GIVEN DATA:

BEGIN

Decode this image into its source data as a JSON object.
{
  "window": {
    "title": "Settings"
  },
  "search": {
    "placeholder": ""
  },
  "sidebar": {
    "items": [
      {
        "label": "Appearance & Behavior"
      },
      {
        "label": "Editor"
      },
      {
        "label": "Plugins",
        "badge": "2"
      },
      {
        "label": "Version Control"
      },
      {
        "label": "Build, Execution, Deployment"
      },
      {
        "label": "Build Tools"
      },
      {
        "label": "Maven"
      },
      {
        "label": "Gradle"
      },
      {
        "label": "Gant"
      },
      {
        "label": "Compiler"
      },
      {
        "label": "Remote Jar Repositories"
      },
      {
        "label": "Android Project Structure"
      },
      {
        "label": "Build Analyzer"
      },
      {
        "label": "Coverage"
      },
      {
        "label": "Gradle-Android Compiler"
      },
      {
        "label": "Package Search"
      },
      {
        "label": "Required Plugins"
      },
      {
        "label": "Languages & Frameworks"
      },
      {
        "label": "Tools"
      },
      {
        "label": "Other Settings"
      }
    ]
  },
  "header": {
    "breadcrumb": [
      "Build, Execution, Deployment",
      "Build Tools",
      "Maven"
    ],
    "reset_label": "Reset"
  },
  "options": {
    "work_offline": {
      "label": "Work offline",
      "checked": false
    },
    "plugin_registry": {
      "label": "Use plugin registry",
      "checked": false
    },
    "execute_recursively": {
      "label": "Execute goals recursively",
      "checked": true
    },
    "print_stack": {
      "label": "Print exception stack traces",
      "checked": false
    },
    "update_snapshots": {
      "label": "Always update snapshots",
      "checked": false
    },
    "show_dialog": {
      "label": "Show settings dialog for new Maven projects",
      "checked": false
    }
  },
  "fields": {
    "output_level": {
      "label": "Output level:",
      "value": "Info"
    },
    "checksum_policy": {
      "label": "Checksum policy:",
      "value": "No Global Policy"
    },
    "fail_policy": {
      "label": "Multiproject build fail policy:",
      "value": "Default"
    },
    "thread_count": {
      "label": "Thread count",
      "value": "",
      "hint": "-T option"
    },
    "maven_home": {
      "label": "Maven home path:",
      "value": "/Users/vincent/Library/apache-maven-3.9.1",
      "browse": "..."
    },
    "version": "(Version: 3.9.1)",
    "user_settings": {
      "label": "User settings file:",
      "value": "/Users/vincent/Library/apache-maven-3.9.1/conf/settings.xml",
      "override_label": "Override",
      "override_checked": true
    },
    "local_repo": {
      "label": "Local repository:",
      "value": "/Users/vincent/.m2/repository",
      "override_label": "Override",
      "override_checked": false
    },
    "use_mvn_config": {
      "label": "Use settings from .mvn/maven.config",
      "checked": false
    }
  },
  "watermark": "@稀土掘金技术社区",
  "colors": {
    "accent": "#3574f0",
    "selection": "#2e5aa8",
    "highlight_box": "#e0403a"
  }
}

END
BEGIN

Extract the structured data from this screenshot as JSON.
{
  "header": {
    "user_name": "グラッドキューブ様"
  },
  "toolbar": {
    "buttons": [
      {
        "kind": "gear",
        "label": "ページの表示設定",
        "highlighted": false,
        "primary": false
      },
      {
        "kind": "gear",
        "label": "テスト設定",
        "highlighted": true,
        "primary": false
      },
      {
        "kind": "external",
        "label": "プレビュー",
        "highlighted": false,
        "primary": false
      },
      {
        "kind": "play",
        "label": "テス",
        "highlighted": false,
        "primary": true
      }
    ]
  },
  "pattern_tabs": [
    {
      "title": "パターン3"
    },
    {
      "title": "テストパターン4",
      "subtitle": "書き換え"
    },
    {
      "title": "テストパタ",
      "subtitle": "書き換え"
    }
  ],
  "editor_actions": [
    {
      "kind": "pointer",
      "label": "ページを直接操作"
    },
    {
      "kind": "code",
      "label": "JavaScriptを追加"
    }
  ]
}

END
BEGIN

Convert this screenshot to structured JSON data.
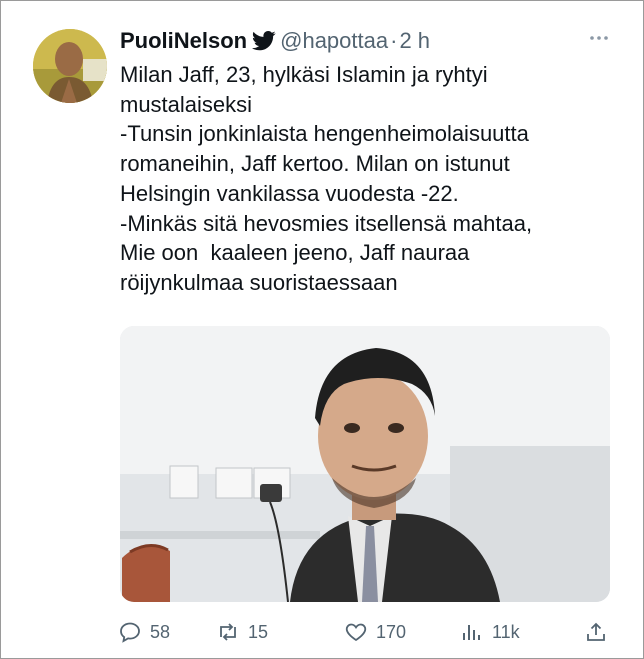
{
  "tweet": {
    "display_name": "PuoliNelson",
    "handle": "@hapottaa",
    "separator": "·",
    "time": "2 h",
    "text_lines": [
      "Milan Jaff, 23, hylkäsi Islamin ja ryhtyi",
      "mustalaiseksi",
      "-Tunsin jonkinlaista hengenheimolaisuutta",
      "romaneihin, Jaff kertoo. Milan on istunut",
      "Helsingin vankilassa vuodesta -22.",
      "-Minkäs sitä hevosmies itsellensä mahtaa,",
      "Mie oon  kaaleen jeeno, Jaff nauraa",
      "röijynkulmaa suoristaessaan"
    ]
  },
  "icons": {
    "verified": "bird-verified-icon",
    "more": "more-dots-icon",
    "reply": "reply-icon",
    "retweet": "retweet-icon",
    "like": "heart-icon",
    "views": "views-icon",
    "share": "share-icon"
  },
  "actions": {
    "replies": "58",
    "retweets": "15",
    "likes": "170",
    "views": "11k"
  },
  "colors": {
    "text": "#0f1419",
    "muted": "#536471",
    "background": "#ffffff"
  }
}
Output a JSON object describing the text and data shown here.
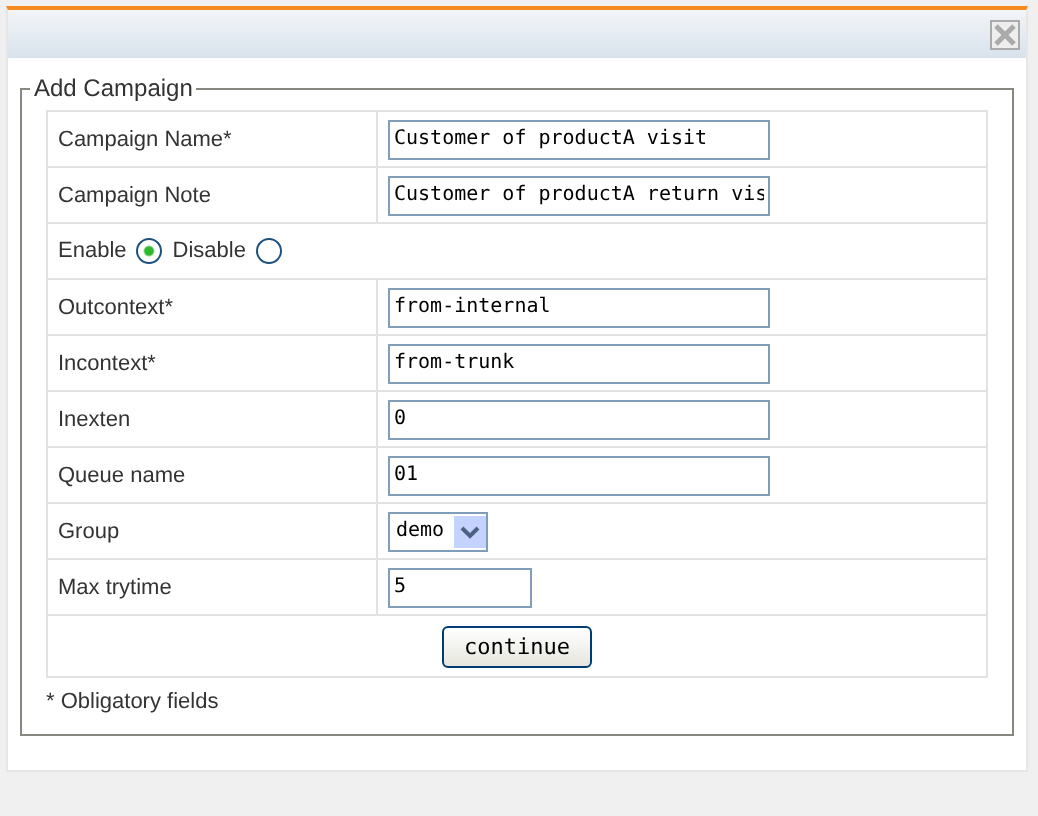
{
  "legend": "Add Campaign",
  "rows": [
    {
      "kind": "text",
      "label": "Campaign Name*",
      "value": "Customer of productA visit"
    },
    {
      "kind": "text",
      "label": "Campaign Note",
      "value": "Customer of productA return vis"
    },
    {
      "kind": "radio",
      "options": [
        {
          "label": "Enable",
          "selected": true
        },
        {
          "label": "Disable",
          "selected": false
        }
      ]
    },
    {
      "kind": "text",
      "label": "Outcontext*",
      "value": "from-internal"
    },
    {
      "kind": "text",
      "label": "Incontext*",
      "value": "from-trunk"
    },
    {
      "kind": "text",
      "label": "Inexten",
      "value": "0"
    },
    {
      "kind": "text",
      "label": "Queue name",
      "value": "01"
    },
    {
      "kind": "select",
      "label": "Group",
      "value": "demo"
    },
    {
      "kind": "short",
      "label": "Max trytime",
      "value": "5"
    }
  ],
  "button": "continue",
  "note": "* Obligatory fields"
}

END

Count the lines of the data that include the string "Library", and give only that number.

2